■ **Short exercise**
Isolate every line in the records below with "Space" in it.
**** Dataset
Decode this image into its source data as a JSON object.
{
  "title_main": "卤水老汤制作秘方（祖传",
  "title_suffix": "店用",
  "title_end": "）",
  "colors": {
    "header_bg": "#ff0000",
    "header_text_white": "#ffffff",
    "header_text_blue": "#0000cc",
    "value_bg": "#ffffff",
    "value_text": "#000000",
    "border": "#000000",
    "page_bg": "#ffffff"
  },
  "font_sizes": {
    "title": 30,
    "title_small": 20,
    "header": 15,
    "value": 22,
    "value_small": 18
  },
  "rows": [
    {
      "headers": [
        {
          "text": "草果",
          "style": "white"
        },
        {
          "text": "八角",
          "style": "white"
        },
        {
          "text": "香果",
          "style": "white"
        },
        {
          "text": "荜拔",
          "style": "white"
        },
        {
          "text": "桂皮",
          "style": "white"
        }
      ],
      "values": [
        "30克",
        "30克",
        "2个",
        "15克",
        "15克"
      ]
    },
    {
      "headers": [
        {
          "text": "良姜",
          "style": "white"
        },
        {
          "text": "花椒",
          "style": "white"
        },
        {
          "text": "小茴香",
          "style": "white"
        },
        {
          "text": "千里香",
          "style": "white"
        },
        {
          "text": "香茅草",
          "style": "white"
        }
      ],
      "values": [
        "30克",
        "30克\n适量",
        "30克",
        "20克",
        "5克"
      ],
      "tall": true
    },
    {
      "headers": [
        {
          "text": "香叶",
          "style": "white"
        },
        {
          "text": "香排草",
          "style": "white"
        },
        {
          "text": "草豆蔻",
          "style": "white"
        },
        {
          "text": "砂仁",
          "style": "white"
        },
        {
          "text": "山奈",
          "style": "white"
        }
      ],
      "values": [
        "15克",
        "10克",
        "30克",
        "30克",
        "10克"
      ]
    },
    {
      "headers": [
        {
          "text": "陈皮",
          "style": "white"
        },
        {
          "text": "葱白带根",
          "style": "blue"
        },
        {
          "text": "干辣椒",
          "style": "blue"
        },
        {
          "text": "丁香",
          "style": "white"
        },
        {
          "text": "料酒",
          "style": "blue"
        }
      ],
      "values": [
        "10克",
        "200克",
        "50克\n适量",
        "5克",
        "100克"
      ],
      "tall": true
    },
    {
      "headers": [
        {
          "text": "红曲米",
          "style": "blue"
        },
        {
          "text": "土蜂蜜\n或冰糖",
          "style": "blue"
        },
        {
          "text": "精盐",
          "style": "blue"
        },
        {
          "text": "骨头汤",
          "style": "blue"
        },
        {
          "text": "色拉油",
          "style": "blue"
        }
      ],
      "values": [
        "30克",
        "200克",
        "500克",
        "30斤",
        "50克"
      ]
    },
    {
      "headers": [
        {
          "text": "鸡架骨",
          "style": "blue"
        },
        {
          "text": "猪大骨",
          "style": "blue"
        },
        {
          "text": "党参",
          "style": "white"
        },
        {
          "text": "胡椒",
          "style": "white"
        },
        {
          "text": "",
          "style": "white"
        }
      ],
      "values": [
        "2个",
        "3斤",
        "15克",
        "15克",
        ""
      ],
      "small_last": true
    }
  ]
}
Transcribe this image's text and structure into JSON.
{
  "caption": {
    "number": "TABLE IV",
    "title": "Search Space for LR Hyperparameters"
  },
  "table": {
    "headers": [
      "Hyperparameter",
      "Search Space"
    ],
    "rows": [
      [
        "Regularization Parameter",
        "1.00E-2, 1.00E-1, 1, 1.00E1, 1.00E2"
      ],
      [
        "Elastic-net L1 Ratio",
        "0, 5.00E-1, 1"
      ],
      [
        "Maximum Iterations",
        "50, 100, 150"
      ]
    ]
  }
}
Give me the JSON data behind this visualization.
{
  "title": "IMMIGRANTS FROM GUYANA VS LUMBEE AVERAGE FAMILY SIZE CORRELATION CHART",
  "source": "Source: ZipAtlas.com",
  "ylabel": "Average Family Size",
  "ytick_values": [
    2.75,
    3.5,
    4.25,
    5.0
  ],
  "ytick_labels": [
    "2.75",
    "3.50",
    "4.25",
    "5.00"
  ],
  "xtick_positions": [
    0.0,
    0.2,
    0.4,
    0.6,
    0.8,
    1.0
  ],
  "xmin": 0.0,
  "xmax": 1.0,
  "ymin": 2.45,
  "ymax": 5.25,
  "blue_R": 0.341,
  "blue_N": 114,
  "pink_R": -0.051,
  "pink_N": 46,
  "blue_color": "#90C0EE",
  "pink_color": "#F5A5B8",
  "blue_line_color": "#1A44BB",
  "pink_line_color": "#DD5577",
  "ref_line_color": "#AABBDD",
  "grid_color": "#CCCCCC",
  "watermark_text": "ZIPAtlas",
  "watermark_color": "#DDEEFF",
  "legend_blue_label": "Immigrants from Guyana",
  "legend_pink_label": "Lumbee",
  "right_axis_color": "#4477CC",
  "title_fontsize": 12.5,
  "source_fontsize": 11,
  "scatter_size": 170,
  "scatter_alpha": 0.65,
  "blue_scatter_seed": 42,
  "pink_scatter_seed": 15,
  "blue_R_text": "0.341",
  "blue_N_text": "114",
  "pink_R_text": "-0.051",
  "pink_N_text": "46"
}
********
■ **Finished exercise**
    "title": "Search Space for LR Hyperparameters"
      "Search Space"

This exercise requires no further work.